_WORK INSTRUCTIONS_. Scan the entries below and report only how many lines contain "cloth".

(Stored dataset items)
┄┄┄┄┄┄┄┄┄┄

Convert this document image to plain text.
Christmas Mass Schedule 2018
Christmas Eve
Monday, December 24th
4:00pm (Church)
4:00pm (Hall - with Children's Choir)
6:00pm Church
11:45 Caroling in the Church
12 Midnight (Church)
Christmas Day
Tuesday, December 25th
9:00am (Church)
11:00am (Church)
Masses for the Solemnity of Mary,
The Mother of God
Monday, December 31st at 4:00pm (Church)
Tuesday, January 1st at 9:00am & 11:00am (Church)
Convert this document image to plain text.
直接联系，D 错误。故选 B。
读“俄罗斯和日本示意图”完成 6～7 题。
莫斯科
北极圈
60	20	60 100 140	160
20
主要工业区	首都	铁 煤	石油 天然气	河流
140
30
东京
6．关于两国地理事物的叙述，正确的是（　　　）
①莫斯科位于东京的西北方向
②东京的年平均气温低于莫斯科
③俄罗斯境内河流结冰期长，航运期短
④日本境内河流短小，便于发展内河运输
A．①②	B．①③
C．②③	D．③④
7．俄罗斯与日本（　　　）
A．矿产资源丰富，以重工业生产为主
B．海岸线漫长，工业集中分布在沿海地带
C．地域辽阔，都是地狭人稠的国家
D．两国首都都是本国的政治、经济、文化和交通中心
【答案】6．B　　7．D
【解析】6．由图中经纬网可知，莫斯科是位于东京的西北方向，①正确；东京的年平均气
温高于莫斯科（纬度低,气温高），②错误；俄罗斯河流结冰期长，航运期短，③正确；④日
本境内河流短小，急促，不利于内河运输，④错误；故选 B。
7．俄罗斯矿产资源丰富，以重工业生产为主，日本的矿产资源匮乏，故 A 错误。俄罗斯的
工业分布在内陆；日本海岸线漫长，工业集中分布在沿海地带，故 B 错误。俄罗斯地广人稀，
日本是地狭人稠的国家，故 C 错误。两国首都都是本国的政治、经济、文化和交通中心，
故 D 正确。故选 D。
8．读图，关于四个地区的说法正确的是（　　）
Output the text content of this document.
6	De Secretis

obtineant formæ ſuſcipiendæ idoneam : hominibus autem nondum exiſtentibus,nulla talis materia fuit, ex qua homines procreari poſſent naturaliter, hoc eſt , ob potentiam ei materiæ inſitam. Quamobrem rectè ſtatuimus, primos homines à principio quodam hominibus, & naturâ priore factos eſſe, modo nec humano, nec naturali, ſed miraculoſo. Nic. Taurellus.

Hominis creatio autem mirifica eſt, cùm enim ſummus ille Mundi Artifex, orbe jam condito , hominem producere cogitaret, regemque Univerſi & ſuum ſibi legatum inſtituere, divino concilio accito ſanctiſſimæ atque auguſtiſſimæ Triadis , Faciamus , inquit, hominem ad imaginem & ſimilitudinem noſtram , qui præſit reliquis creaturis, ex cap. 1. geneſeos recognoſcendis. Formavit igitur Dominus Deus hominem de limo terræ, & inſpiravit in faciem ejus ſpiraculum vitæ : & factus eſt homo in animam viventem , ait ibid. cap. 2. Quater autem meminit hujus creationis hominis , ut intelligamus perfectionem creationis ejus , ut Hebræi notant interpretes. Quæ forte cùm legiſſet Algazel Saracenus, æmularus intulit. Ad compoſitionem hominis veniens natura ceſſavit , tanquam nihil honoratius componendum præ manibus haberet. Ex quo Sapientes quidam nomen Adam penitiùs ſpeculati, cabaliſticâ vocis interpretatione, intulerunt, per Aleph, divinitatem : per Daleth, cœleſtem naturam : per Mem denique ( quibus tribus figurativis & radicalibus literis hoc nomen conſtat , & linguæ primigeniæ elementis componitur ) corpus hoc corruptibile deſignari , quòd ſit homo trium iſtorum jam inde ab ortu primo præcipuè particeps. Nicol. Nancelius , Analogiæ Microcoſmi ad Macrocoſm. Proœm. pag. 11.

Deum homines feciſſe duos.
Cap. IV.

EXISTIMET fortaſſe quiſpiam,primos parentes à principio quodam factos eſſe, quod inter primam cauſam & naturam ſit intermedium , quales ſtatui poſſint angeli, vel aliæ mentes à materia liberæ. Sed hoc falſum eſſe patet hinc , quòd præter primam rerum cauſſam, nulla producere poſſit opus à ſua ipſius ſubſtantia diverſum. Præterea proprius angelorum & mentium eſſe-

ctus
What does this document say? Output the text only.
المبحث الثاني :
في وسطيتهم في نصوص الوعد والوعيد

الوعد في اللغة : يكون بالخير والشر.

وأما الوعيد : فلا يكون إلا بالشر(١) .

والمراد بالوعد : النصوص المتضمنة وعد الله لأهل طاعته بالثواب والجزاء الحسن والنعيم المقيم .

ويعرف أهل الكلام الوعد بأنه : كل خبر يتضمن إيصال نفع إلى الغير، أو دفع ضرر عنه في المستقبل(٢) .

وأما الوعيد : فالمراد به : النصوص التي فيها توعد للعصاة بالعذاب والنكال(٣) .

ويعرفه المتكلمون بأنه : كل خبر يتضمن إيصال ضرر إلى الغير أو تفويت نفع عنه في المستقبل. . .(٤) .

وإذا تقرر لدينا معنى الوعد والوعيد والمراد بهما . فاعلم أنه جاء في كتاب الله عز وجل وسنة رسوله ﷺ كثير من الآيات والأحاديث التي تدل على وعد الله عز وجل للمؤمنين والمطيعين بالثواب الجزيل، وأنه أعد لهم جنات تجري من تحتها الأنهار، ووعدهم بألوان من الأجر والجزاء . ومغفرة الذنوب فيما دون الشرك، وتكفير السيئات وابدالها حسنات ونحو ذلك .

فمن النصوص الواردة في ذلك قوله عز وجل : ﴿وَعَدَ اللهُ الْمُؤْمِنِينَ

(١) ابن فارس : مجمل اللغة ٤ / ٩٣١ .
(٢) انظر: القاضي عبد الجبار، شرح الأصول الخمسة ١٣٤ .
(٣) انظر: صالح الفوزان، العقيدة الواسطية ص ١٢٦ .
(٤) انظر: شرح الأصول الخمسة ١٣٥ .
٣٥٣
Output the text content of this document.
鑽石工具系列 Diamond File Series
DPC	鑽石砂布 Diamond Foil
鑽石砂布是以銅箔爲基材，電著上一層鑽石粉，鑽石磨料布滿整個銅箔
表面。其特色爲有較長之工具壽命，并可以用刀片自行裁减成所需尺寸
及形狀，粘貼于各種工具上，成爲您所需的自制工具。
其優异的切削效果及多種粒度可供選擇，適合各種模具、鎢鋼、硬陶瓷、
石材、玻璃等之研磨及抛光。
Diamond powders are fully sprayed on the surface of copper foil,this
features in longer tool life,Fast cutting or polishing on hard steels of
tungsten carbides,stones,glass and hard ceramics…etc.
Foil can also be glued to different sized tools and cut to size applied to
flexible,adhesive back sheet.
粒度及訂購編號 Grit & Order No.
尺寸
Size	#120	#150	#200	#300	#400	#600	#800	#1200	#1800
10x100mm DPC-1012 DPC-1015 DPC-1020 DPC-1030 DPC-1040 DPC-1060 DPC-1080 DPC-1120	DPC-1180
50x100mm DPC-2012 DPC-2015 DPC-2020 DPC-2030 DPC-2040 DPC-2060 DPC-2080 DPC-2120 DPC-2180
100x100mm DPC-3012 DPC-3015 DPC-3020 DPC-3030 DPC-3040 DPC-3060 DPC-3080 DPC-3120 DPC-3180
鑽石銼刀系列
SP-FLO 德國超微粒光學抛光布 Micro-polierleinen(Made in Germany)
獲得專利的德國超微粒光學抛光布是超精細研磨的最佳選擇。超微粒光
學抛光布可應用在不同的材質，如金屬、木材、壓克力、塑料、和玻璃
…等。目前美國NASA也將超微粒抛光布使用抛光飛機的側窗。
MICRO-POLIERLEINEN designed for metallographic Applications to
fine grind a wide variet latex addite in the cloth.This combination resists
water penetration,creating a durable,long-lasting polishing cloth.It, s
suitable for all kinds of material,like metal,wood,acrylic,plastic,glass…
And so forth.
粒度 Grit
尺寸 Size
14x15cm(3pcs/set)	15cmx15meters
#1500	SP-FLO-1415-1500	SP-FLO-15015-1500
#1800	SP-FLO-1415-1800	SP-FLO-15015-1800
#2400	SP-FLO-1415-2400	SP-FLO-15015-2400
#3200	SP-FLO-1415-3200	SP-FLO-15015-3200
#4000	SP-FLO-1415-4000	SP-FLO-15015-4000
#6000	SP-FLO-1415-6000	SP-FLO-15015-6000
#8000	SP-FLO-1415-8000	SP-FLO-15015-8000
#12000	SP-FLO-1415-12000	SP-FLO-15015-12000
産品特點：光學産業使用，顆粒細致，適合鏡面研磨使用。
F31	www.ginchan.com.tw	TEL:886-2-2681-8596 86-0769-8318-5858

┄┄┄┄┄┄┄┄┄┄

_RESPONSE_. 2